Dataset items
•••

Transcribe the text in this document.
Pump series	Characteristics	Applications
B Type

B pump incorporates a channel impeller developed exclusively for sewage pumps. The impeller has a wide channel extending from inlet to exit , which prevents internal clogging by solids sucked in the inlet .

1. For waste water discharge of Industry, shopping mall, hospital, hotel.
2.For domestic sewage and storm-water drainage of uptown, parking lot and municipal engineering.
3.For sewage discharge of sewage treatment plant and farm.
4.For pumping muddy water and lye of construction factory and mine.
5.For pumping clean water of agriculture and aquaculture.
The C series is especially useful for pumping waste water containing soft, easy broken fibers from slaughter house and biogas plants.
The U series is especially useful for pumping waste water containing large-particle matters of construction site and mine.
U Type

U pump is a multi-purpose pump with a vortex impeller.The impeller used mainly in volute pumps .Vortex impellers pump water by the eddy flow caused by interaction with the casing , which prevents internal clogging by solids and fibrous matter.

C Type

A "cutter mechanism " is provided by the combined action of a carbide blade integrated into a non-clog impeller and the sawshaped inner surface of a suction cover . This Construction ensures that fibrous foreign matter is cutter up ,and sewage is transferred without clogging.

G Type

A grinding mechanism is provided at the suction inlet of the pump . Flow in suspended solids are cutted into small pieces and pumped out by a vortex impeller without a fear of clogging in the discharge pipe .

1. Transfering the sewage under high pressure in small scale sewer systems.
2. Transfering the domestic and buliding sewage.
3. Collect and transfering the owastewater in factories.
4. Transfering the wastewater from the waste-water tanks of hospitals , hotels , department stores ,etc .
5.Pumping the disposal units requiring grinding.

•••

Identify the lines of the data that contain the word "grinding". Copy each of them.

A grinding mechanism is provided at the suction inlet of the pump . Flow in suspended solids are cutted into small pieces and pumped out by a vortex impeller without a fear of clogging in the discharge pipe .
5.Pumping the disposal units requiring grinding.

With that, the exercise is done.